REQUIREMENTS
Reproduce every entry exactly, without alteration.

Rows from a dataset

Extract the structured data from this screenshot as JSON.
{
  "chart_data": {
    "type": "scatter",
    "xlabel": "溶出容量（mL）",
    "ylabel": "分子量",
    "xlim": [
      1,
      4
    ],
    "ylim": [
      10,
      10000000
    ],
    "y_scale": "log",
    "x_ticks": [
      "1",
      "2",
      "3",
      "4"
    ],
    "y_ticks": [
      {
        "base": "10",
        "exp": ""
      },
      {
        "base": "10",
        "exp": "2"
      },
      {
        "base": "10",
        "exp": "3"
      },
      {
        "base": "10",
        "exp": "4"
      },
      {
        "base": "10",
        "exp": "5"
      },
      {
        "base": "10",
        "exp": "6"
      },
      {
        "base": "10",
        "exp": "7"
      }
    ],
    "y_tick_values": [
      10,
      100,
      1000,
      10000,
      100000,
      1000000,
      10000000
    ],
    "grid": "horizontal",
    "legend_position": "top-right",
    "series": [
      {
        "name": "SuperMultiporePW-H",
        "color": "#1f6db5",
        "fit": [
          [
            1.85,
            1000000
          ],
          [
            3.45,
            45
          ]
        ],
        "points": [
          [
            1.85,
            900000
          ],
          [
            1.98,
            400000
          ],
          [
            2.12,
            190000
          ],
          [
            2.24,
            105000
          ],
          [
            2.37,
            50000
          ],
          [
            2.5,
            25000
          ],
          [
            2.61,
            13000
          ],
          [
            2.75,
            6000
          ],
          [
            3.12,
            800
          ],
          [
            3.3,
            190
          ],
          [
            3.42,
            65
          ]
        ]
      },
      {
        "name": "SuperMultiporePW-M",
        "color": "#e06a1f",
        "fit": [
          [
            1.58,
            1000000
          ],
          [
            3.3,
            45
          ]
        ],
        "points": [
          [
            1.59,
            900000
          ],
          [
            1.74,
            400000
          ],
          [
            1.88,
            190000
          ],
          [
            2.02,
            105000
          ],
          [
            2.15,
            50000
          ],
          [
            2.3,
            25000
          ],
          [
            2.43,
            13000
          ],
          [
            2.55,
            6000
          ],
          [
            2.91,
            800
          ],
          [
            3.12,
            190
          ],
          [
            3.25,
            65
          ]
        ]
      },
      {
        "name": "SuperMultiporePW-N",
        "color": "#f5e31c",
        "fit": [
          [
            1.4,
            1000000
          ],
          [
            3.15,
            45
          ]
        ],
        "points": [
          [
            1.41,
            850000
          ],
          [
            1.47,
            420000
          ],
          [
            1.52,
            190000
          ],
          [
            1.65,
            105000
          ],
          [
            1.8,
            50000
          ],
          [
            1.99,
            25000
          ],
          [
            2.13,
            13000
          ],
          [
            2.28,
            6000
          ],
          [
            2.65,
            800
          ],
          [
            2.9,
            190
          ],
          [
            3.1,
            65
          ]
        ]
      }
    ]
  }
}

RESPONSE
Extract the structured data from this screenshot as JSON.
{
  "chart_data": {
    "type": "scatter",
    "xlabel": "溶出容量（mL）",
    "ylabel": "分子量",
    "xlim": [
      1,
      4
    ],
    "ylim": [
      10,
      10000000
    ],
    "y_scale": "log",
    "x_ticks": [
      "1",
      "2",
      "3",
      "4"
    ],
    "y_ticks": [
      {
        "base": "10",
        "exp": ""
      },
      {
        "base": "10",
        "exp": "2"
      },
      {
        "base": "10",
        "exp": "3"
      },
      {
        "base": "10",
        "exp": "4"
      },
      {
        "base": "10",
        "exp": "5"
      },
      {
        "base": "10",
        "exp": "6"
      },
      {
        "base": "10",
        "exp": "7"
      }
    ],
    "y_tick_values": [
      10,
      100,
      1000,
      10000,
      100000,
      1000000,
      10000000
    ],
    "grid": "horizontal",
    "legend_position": "top-right",
    "series": [
      {
        "name": "SuperMultiporePW-H",
        "color": "#1f6db5",
        "fit": [
          [
            1.85,
            1000000
          ],
          [
            3.45,
            45
          ]
        ],
        "points": [
          [
            1.85,
            900000
          ],
          [
            1.98,
            400000
          ],
          [
            2.12,
            190000
          ],
          [
            2.24,
            105000
          ],
          [
            2.37,
            50000
          ],
          [
            2.5,
            25000
          ],
          [
            2.61,
            13000
          ],
          [
            2.75,
            6000
          ],
          [
            3.12,
            800
          ],
          [
            3.3,
            190
          ],
          [
            3.42,
            65
          ]
        ]
      },
      {
        "name": "SuperMultiporePW-M",
        "color": "#e06a1f",
        "fit": [
          [
            1.58,
            1000000
          ],
          [
            3.3,
            45
          ]
        ],
        "points": [
          [
            1.59,
            900000
          ],
          [
            1.74,
            400000
          ],
          [
            1.88,
            190000
          ],
          [
            2.02,
            105000
          ],
          [
            2.15,
            50000
          ],
          [
            2.3,
            25000
          ],
          [
            2.43,
            13000
          ],
          [
            2.55,
            6000
          ],
          [
            2.91,
            800
          ],
          [
            3.12,
            190
          ],
          [
            3.25,
            65
          ]
        ]
      },
      {
        "name": "SuperMultiporePW-N",
        "color": "#f5e31c",
        "fit": [
          [
            1.4,
            1000000
          ],
          [
            3.15,
            45
          ]
        ],
        "points": [
          [
            1.41,
            850000
          ],
          [
            1.47,
            420000
          ],
          [
            1.52,
            190000
          ],
          [
            1.65,
            105000
          ],
          [
            1.8,
            50000
          ],
          [
            1.99,
            25000
          ],
          [
            2.13,
            13000
          ],
          [
            2.28,
            6000
          ],
          [
            2.65,
            800
          ],
          [
            2.9,
            190
          ],
          [
            3.1,
            65
          ]
        ]
      }
    ]
  }
}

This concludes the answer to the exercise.